# BRIEF
Using the records that follow, copy every line containing the word "this".

# RECORDS SUPPLIED
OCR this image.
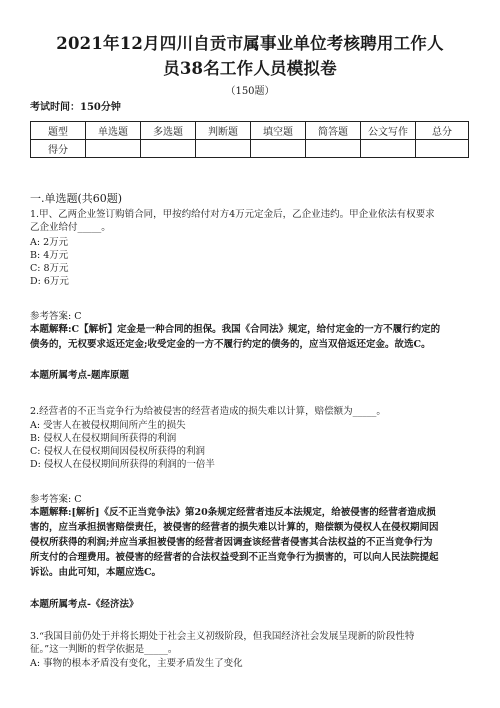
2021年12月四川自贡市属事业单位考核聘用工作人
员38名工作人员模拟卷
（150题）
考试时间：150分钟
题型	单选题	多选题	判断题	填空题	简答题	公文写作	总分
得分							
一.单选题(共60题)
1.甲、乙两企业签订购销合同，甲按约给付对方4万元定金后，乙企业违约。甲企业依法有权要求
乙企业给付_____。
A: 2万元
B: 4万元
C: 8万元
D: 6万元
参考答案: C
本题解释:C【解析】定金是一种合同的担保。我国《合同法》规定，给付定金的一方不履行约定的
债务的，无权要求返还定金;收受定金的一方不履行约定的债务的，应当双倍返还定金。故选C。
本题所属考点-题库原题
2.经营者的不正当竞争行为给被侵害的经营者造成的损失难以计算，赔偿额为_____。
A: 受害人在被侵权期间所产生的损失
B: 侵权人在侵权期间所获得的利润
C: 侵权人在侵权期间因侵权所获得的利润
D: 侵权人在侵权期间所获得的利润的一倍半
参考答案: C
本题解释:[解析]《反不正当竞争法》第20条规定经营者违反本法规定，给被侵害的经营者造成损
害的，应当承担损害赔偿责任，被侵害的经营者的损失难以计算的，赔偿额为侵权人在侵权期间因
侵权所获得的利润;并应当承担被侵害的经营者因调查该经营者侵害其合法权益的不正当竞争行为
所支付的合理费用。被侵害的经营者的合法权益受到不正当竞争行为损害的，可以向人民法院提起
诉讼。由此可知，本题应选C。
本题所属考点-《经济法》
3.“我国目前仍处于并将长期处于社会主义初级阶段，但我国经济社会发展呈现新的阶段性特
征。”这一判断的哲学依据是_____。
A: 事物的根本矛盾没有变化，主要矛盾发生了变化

...

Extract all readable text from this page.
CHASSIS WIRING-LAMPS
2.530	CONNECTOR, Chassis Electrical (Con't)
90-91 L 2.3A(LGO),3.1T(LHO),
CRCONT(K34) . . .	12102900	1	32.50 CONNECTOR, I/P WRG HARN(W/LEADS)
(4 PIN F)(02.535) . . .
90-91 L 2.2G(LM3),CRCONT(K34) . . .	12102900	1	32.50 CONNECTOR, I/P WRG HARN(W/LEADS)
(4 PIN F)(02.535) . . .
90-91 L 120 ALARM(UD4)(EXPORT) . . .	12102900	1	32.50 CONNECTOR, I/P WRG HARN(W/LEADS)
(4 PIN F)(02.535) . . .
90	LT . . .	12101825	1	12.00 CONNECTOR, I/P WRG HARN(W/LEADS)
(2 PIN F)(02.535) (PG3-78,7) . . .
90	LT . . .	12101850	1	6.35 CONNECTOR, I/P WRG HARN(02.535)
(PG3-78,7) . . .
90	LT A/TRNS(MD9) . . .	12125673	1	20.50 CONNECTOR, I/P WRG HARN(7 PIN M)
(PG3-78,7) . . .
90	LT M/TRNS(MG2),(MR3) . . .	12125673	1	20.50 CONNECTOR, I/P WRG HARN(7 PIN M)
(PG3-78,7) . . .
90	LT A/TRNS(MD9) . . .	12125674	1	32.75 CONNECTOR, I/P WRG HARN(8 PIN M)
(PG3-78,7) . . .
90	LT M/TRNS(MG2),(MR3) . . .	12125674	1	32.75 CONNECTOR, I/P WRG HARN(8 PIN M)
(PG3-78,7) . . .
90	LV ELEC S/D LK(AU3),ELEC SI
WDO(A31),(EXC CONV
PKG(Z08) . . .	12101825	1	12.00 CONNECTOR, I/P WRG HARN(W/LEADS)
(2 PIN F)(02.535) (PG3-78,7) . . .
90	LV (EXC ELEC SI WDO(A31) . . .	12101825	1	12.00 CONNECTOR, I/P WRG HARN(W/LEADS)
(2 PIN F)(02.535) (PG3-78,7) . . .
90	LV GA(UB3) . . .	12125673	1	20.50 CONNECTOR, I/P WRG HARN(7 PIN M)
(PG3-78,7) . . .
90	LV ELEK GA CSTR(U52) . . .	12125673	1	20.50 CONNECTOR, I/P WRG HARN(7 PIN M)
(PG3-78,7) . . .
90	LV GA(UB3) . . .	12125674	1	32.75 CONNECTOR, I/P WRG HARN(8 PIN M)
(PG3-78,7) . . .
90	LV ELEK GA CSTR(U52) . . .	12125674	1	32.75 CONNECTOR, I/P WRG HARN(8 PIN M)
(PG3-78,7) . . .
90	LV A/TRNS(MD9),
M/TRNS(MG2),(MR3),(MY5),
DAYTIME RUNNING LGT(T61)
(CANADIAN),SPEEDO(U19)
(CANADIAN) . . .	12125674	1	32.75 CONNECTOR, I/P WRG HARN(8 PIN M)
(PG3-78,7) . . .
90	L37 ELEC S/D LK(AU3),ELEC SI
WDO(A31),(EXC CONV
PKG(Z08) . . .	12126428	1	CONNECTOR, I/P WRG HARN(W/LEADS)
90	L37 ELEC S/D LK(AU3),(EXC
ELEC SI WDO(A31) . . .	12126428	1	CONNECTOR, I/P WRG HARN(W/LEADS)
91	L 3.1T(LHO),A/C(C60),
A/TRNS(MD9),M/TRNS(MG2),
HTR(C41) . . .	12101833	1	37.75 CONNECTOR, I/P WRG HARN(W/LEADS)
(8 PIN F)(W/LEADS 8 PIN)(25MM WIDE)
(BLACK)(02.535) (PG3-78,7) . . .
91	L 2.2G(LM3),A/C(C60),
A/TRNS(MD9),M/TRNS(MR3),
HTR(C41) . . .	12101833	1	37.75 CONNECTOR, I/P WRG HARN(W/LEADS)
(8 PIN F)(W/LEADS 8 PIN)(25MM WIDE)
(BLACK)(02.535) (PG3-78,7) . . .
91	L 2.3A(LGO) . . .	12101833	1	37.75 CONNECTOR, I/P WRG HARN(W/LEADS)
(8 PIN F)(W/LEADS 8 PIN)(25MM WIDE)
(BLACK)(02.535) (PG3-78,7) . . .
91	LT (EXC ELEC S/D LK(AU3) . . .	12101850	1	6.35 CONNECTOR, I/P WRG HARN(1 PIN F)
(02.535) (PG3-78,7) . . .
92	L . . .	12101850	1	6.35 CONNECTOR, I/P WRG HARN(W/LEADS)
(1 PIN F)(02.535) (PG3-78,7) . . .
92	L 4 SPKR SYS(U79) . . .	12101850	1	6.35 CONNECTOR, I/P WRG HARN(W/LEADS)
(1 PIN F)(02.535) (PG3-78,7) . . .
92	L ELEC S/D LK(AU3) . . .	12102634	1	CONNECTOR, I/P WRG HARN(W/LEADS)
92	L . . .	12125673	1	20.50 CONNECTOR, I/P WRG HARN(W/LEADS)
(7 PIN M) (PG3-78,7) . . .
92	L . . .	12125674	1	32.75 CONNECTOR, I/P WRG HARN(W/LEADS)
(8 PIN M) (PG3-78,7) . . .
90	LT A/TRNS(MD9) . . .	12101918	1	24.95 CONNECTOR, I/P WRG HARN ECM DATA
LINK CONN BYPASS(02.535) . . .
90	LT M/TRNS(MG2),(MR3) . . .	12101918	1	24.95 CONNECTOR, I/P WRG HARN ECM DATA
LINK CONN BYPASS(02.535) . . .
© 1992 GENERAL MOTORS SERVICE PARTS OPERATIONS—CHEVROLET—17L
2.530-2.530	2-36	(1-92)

# RESULT OF THE TASK
OCR this image.
Extract all readable text from this page.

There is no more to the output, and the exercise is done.